Stored records:
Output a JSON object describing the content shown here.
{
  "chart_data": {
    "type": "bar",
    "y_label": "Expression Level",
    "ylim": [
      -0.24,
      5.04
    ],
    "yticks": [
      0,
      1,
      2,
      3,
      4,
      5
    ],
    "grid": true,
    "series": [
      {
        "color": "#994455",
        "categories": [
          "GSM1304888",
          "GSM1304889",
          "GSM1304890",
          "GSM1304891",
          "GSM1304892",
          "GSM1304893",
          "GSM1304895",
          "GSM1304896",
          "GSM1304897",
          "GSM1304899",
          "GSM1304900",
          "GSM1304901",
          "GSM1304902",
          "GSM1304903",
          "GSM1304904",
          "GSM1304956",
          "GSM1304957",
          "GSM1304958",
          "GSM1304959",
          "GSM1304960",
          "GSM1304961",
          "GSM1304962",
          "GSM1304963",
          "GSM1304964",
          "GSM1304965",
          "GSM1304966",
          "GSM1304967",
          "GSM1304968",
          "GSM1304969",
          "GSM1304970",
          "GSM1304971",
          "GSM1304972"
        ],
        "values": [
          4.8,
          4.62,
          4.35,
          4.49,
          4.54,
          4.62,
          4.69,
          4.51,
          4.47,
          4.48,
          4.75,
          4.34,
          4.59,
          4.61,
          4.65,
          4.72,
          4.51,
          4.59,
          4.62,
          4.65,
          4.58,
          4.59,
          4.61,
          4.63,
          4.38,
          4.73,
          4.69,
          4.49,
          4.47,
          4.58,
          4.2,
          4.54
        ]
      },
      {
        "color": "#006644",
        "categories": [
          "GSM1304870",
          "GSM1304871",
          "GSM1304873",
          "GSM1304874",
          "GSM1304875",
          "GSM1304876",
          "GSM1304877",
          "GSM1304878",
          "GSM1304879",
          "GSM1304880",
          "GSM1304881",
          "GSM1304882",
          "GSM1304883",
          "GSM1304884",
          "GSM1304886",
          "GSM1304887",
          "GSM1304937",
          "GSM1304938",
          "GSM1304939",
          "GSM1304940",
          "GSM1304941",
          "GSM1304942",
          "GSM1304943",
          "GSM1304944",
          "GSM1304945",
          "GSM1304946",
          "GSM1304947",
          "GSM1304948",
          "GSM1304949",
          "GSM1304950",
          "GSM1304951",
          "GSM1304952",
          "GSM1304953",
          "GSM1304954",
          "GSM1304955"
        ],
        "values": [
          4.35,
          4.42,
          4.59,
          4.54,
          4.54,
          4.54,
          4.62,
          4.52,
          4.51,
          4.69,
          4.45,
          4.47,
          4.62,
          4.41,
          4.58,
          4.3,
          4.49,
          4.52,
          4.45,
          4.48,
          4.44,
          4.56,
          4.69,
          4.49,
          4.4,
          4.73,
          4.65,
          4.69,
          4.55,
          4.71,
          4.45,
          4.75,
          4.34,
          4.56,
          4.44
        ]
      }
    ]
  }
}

Problem details:
All of the data shown above must be copied exactly.

Solution:
Output a JSON object describing the content shown here.
{
  "chart_data": {
    "type": "bar",
    "y_label": "Expression Level",
    "ylim": [
      -0.24,
      5.04
    ],
    "yticks": [
      0,
      1,
      2,
      3,
      4,
      5
    ],
    "grid": true,
    "series": [
      {
        "color": "#994455",
        "categories": [
          "GSM1304888",
          "GSM1304889",
          "GSM1304890",
          "GSM1304891",
          "GSM1304892",
          "GSM1304893",
          "GSM1304895",
          "GSM1304896",
          "GSM1304897",
          "GSM1304899",
          "GSM1304900",
          "GSM1304901",
          "GSM1304902",
          "GSM1304903",
          "GSM1304904",
          "GSM1304956",
          "GSM1304957",
          "GSM1304958",
          "GSM1304959",
          "GSM1304960",
          "GSM1304961",
          "GSM1304962",
          "GSM1304963",
          "GSM1304964",
          "GSM1304965",
          "GSM1304966",
          "GSM1304967",
          "GSM1304968",
          "GSM1304969",
          "GSM1304970",
          "GSM1304971",
          "GSM1304972"
        ],
        "values": [
          4.8,
          4.62,
          4.35,
          4.49,
          4.54,
          4.62,
          4.69,
          4.51,
          4.47,
          4.48,
          4.75,
          4.34,
          4.59,
          4.61,
          4.65,
          4.72,
          4.51,
          4.59,
          4.62,
          4.65,
          4.58,
          4.59,
          4.61,
          4.63,
          4.38,
          4.73,
          4.69,
          4.49,
          4.47,
          4.58,
          4.2,
          4.54
        ]
      },
      {
        "color": "#006644",
        "categories": [
          "GSM1304870",
          "GSM1304871",
          "GSM1304873",
          "GSM1304874",
          "GSM1304875",
          "GSM1304876",
          "GSM1304877",
          "GSM1304878",
          "GSM1304879",
          "GSM1304880",
          "GSM1304881",
          "GSM1304882",
          "GSM1304883",
          "GSM1304884",
          "GSM1304886",
          "GSM1304887",
          "GSM1304937",
          "GSM1304938",
          "GSM1304939",
          "GSM1304940",
          "GSM1304941",
          "GSM1304942",
          "GSM1304943",
          "GSM1304944",
          "GSM1304945",
          "GSM1304946",
          "GSM1304947",
          "GSM1304948",
          "GSM1304949",
          "GSM1304950",
          "GSM1304951",
          "GSM1304952",
          "GSM1304953",
          "GSM1304954",
          "GSM1304955"
        ],
        "values": [
          4.35,
          4.42,
          4.59,
          4.54,
          4.54,
          4.54,
          4.62,
          4.52,
          4.51,
          4.69,
          4.45,
          4.47,
          4.62,
          4.41,
          4.58,
          4.3,
          4.49,
          4.52,
          4.45,
          4.48,
          4.44,
          4.56,
          4.69,
          4.49,
          4.4,
          4.73,
          4.65,
          4.69,
          4.55,
          4.71,
          4.45,
          4.75,
          4.34,
          4.56,
          4.44
        ]
      }
    ]
  }
}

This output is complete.